- _DESCRIPTION OF THE TASK_
Write out the listing below word for word, from its first line through the line with "volume-bar-up xyxy=(144,765,150,805)", including both of those lines.

▬▬▬▬▬▬

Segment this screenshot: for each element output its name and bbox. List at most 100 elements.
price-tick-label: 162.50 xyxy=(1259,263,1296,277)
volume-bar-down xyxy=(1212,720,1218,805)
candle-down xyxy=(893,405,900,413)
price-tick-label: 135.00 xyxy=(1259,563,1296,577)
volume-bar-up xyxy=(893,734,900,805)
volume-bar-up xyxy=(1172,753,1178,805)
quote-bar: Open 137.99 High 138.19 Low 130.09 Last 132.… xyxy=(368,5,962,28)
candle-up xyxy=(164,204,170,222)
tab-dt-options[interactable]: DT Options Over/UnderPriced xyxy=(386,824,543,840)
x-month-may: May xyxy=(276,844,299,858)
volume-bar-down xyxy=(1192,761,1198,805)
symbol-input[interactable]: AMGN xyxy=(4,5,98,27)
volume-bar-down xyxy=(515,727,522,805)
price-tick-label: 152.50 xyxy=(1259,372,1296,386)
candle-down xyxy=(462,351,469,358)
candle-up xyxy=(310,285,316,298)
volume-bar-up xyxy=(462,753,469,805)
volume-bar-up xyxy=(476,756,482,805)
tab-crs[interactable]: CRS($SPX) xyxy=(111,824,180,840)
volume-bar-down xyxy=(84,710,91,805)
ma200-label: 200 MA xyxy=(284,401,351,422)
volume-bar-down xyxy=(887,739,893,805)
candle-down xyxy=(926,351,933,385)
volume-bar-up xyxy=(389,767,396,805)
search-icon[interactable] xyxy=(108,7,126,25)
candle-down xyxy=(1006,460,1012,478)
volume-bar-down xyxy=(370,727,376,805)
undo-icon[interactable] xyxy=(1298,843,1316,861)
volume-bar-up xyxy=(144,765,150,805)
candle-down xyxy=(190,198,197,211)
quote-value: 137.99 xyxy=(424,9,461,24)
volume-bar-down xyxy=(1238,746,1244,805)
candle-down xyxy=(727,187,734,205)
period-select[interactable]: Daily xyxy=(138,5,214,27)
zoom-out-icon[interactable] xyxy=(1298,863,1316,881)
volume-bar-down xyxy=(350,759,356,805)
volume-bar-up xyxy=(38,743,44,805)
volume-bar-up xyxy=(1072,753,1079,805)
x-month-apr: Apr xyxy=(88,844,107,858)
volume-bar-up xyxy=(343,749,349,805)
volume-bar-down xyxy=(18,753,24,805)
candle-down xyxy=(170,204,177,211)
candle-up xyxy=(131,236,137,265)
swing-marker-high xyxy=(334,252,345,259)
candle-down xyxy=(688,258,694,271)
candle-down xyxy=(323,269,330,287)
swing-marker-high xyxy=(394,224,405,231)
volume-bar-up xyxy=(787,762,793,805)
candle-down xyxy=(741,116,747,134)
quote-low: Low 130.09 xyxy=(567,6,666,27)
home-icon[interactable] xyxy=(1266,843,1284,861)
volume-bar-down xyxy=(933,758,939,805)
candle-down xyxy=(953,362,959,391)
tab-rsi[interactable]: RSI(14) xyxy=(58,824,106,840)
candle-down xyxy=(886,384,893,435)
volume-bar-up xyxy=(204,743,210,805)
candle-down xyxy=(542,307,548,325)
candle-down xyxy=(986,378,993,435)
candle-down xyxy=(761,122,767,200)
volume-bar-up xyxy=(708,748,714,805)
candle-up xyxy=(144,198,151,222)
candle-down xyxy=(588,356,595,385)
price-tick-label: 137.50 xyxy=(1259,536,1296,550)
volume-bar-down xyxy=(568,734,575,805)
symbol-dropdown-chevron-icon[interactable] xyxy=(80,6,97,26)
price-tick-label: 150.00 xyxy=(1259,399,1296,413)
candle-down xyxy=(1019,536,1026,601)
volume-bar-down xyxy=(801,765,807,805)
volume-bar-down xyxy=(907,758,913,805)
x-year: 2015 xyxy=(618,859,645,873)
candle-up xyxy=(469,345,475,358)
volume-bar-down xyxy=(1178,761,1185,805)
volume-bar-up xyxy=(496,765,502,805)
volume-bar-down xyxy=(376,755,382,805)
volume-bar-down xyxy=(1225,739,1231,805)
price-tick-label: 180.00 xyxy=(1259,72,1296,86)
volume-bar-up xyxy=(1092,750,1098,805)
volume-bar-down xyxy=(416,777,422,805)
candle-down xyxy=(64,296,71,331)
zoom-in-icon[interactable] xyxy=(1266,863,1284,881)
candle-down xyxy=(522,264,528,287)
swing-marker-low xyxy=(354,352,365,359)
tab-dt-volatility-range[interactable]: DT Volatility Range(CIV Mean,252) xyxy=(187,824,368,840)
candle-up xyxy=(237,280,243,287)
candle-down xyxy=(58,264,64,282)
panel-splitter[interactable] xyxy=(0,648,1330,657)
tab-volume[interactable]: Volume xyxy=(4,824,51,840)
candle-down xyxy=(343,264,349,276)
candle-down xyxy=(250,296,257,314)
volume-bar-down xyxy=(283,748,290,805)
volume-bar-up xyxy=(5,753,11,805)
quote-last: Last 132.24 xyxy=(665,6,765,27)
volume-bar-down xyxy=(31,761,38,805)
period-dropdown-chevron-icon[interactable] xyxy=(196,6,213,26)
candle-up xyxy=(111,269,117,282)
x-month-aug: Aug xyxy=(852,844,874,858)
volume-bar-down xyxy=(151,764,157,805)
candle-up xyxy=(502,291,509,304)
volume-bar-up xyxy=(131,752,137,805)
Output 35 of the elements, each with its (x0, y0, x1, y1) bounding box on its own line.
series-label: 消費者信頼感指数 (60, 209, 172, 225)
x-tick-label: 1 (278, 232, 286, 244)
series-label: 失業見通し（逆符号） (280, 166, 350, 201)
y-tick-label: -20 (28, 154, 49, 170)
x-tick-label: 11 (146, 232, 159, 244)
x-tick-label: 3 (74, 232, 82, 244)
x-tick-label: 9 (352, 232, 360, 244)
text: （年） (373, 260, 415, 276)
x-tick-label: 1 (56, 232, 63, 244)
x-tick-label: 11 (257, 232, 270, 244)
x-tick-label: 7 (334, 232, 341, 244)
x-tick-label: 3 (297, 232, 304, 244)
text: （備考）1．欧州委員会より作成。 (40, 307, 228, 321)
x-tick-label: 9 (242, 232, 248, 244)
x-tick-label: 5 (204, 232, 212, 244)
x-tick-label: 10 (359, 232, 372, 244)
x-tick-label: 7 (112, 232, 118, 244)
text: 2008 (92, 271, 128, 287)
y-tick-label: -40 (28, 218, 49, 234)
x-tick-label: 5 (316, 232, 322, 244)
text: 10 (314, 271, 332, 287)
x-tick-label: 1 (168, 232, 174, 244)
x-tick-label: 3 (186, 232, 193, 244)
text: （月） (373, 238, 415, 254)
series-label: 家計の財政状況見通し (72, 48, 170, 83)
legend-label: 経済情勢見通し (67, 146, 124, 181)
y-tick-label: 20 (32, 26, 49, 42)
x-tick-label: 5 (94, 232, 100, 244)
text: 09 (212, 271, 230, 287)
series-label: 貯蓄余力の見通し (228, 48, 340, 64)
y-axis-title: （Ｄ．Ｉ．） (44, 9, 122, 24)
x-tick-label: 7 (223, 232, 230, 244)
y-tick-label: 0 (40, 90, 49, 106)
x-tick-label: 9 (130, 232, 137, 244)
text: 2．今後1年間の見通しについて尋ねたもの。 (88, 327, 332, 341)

▬▬▬▬▬▬

- _WRITTEN RESPONSE_
Segment this screenshot: for each element output its name and bbox. List at most 100 elements.
price-tick-label: 162.50 xyxy=(1259,263,1296,277)
volume-bar-down xyxy=(1212,720,1218,805)
candle-down xyxy=(893,405,900,413)
price-tick-label: 135.00 xyxy=(1259,563,1296,577)
volume-bar-up xyxy=(893,734,900,805)
volume-bar-up xyxy=(1172,753,1178,805)
quote-bar: Open 137.99 High 138.19 Low 130.09 Last 132.… xyxy=(368,5,962,28)
candle-up xyxy=(164,204,170,222)
tab-dt-options[interactable]: DT Options Over/UnderPriced xyxy=(386,824,543,840)
x-month-may: May xyxy=(276,844,299,858)
volume-bar-down xyxy=(1192,761,1198,805)
symbol-input[interactable]: AMGN xyxy=(4,5,98,27)
volume-bar-down xyxy=(515,727,522,805)
price-tick-label: 152.50 xyxy=(1259,372,1296,386)
candle-down xyxy=(462,351,469,358)
candle-up xyxy=(310,285,316,298)
volume-bar-up xyxy=(462,753,469,805)
volume-bar-up xyxy=(476,756,482,805)
tab-crs[interactable]: CRS($SPX) xyxy=(111,824,180,840)
volume-bar-down xyxy=(84,710,91,805)
ma200-label: 200 MA xyxy=(284,401,351,422)
volume-bar-down xyxy=(887,739,893,805)
candle-down xyxy=(926,351,933,385)
volume-bar-up xyxy=(389,767,396,805)
search-icon[interactable] xyxy=(108,7,126,25)
candle-down xyxy=(1006,460,1012,478)
volume-bar-down xyxy=(370,727,376,805)
undo-icon[interactable] xyxy=(1298,843,1316,861)
volume-bar-up xyxy=(144,765,150,805)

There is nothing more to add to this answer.